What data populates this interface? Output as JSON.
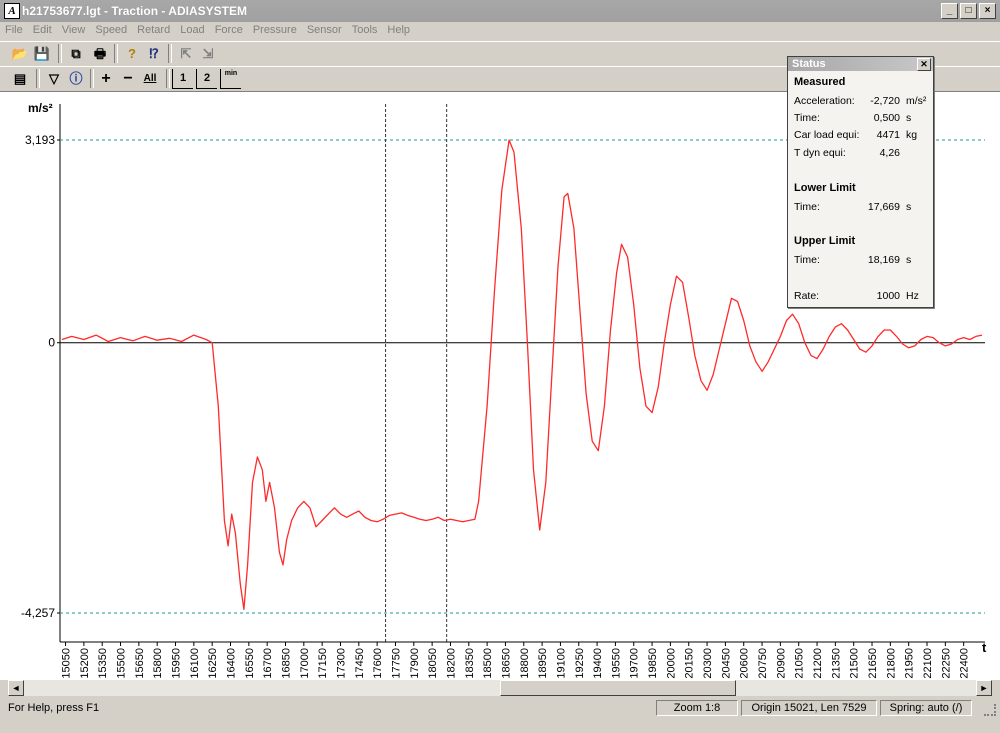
{
  "window": {
    "title": "h21753677.lgt - Traction - ADIASYSTEM",
    "minimize": "_",
    "maximize": "□",
    "close": "×"
  },
  "menu": [
    "File",
    "Edit",
    "View",
    "Speed",
    "Retard",
    "Load",
    "Force",
    "Pressure",
    "Sensor",
    "Tools",
    "Help"
  ],
  "toolbar1": [
    {
      "icon": "open-folder-icon",
      "glyph": "📂"
    },
    {
      "icon": "save-disk-icon",
      "glyph": "💾"
    },
    {
      "icon": "copy-icon",
      "glyph": "⧉"
    },
    {
      "icon": "print-icon",
      "glyph": "🖶"
    },
    {
      "icon": "help-question-icon",
      "glyph": "?"
    },
    {
      "icon": "context-help-icon",
      "glyph": "⁉"
    },
    {
      "icon": "import-icon",
      "glyph": "⇱"
    },
    {
      "icon": "export-icon",
      "glyph": "⇲"
    }
  ],
  "toolbar2": [
    {
      "icon": "properties-icon",
      "glyph": "▤"
    },
    {
      "icon": "filter-icon",
      "glyph": "▽"
    },
    {
      "icon": "info-icon",
      "glyph": "ⓘ"
    },
    {
      "icon": "zoom-in-plus-icon",
      "glyph": "+"
    },
    {
      "icon": "zoom-out-minus-icon",
      "glyph": "−"
    },
    {
      "icon": "zoom-all-icon",
      "glyph": "All"
    },
    {
      "icon": "marker-1-icon",
      "glyph": "1"
    },
    {
      "icon": "marker-2-icon",
      "glyph": "2"
    },
    {
      "icon": "minimum-icon",
      "glyph": "min"
    }
  ],
  "status_panel": {
    "title": "Status",
    "measured_heading": "Measured",
    "rows": [
      {
        "label": "Acceleration:",
        "value": "-2,720",
        "unit": "m/s²"
      },
      {
        "label": "Time:",
        "value": "0,500",
        "unit": "s"
      },
      {
        "label": "Car load equi:",
        "value": "4471",
        "unit": "kg"
      },
      {
        "label": "T dyn equi:",
        "value": "4,26",
        "unit": ""
      }
    ],
    "lower_heading": "Lower Limit",
    "lower": {
      "label": "Time:",
      "value": "17,669",
      "unit": "s"
    },
    "upper_heading": "Upper Limit",
    "upper": {
      "label": "Time:",
      "value": "18,169",
      "unit": "s"
    },
    "rate": {
      "label": "Rate:",
      "value": "1000",
      "unit": "Hz"
    }
  },
  "statusbar": {
    "help": "For Help, press F1",
    "zoom": "Zoom 1:8",
    "origin": "Origin 15021, Len 7529",
    "spring": "Spring: auto (/)"
  },
  "scrollbar": {
    "left_arrow": "◄",
    "right_arrow": "►"
  },
  "chart_data": {
    "type": "line",
    "title": "",
    "ylabel": "m/s²",
    "xlabel": "t",
    "y_ticks": [
      "3,193",
      "0",
      "-4,257"
    ],
    "ylim": [
      -4.257,
      3.193
    ],
    "xlim": [
      15021,
      22550
    ],
    "x_ticks": [
      15050,
      15200,
      15350,
      15500,
      15650,
      15800,
      15950,
      16100,
      16250,
      16400,
      16550,
      16700,
      16850,
      17000,
      17150,
      17300,
      17450,
      17600,
      17750,
      17900,
      18050,
      18200,
      18350,
      18500,
      18650,
      18800,
      18950,
      19100,
      19250,
      19400,
      19550,
      19700,
      19850,
      20000,
      20150,
      20300,
      20450,
      20600,
      20750,
      20900,
      21050,
      21200,
      21350,
      21500,
      21650,
      21800,
      21950,
      22100,
      22250,
      22400
    ],
    "limit_markers_x": [
      17669,
      18169
    ],
    "reference_lines_y": [
      3.193,
      -4.257
    ],
    "colors": {
      "series": "#ff2a2a",
      "limit": "#1a9a9a",
      "marker": "#333333"
    },
    "series": [
      {
        "values": [
          [
            15021,
            0.05
          ],
          [
            15100,
            0.1
          ],
          [
            15200,
            0.05
          ],
          [
            15300,
            0.12
          ],
          [
            15400,
            0.02
          ],
          [
            15500,
            0.08
          ],
          [
            15600,
            0.03
          ],
          [
            15700,
            0.1
          ],
          [
            15800,
            0.04
          ],
          [
            15900,
            0.07
          ],
          [
            16000,
            0.02
          ],
          [
            16100,
            0.12
          ],
          [
            16200,
            0.05
          ],
          [
            16250,
            0.0
          ],
          [
            16300,
            -1.0
          ],
          [
            16350,
            -2.8
          ],
          [
            16380,
            -3.2
          ],
          [
            16410,
            -2.7
          ],
          [
            16440,
            -3.0
          ],
          [
            16480,
            -3.8
          ],
          [
            16510,
            -4.2
          ],
          [
            16540,
            -3.5
          ],
          [
            16580,
            -2.2
          ],
          [
            16620,
            -1.8
          ],
          [
            16660,
            -2.0
          ],
          [
            16690,
            -2.5
          ],
          [
            16720,
            -2.2
          ],
          [
            16760,
            -2.6
          ],
          [
            16800,
            -3.3
          ],
          [
            16830,
            -3.5
          ],
          [
            16860,
            -3.1
          ],
          [
            16900,
            -2.8
          ],
          [
            16950,
            -2.6
          ],
          [
            17000,
            -2.5
          ],
          [
            17050,
            -2.6
          ],
          [
            17100,
            -2.9
          ],
          [
            17150,
            -2.8
          ],
          [
            17200,
            -2.7
          ],
          [
            17250,
            -2.6
          ],
          [
            17300,
            -2.7
          ],
          [
            17350,
            -2.75
          ],
          [
            17400,
            -2.7
          ],
          [
            17450,
            -2.65
          ],
          [
            17500,
            -2.75
          ],
          [
            17550,
            -2.8
          ],
          [
            17600,
            -2.82
          ],
          [
            17650,
            -2.78
          ],
          [
            17700,
            -2.72
          ],
          [
            17750,
            -2.7
          ],
          [
            17800,
            -2.68
          ],
          [
            17850,
            -2.72
          ],
          [
            17900,
            -2.75
          ],
          [
            17950,
            -2.78
          ],
          [
            18000,
            -2.8
          ],
          [
            18050,
            -2.78
          ],
          [
            18100,
            -2.75
          ],
          [
            18150,
            -2.8
          ],
          [
            18200,
            -2.78
          ],
          [
            18250,
            -2.8
          ],
          [
            18300,
            -2.82
          ],
          [
            18350,
            -2.8
          ],
          [
            18400,
            -2.78
          ],
          [
            18430,
            -2.5
          ],
          [
            18500,
            -1.0
          ],
          [
            18560,
            0.8
          ],
          [
            18620,
            2.4
          ],
          [
            18680,
            3.193
          ],
          [
            18720,
            3.0
          ],
          [
            18780,
            1.8
          ],
          [
            18830,
            0.0
          ],
          [
            18880,
            -2.0
          ],
          [
            18930,
            -2.95
          ],
          [
            18980,
            -2.2
          ],
          [
            19030,
            -0.5
          ],
          [
            19080,
            1.2
          ],
          [
            19130,
            2.3
          ],
          [
            19160,
            2.35
          ],
          [
            19210,
            1.8
          ],
          [
            19260,
            0.5
          ],
          [
            19310,
            -0.8
          ],
          [
            19360,
            -1.55
          ],
          [
            19410,
            -1.7
          ],
          [
            19460,
            -1.0
          ],
          [
            19510,
            0.2
          ],
          [
            19560,
            1.1
          ],
          [
            19600,
            1.55
          ],
          [
            19650,
            1.35
          ],
          [
            19700,
            0.6
          ],
          [
            19750,
            -0.4
          ],
          [
            19800,
            -1.0
          ],
          [
            19850,
            -1.1
          ],
          [
            19900,
            -0.7
          ],
          [
            19950,
            0.0
          ],
          [
            20000,
            0.6
          ],
          [
            20050,
            1.05
          ],
          [
            20100,
            0.95
          ],
          [
            20150,
            0.4
          ],
          [
            20200,
            -0.2
          ],
          [
            20250,
            -0.6
          ],
          [
            20300,
            -0.75
          ],
          [
            20350,
            -0.5
          ],
          [
            20400,
            -0.1
          ],
          [
            20450,
            0.3
          ],
          [
            20500,
            0.7
          ],
          [
            20550,
            0.65
          ],
          [
            20600,
            0.35
          ],
          [
            20650,
            -0.05
          ],
          [
            20700,
            -0.3
          ],
          [
            20750,
            -0.45
          ],
          [
            20800,
            -0.3
          ],
          [
            20850,
            -0.1
          ],
          [
            20900,
            0.1
          ],
          [
            20950,
            0.35
          ],
          [
            21000,
            0.45
          ],
          [
            21050,
            0.3
          ],
          [
            21100,
            0.0
          ],
          [
            21150,
            -0.2
          ],
          [
            21200,
            -0.25
          ],
          [
            21250,
            -0.1
          ],
          [
            21300,
            0.1
          ],
          [
            21350,
            0.25
          ],
          [
            21400,
            0.3
          ],
          [
            21450,
            0.2
          ],
          [
            21500,
            0.05
          ],
          [
            21550,
            -0.1
          ],
          [
            21600,
            -0.15
          ],
          [
            21650,
            -0.05
          ],
          [
            21700,
            0.1
          ],
          [
            21750,
            0.2
          ],
          [
            21800,
            0.2
          ],
          [
            21850,
            0.1
          ],
          [
            21900,
            -0.02
          ],
          [
            21950,
            -0.08
          ],
          [
            22000,
            -0.05
          ],
          [
            22050,
            0.05
          ],
          [
            22100,
            0.1
          ],
          [
            22150,
            0.08
          ],
          [
            22200,
            0.0
          ],
          [
            22250,
            -0.05
          ],
          [
            22300,
            -0.02
          ],
          [
            22350,
            0.05
          ],
          [
            22400,
            0.08
          ],
          [
            22450,
            0.05
          ],
          [
            22500,
            0.1
          ],
          [
            22550,
            0.12
          ]
        ]
      }
    ]
  }
}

◆ Written problem: Report back each line of the entries that holds the string "title".

◆ Written reply:
    "title": "h21753677.lgt - Traction - ADIASYSTEM",
    "title": "Status",
    "title": "",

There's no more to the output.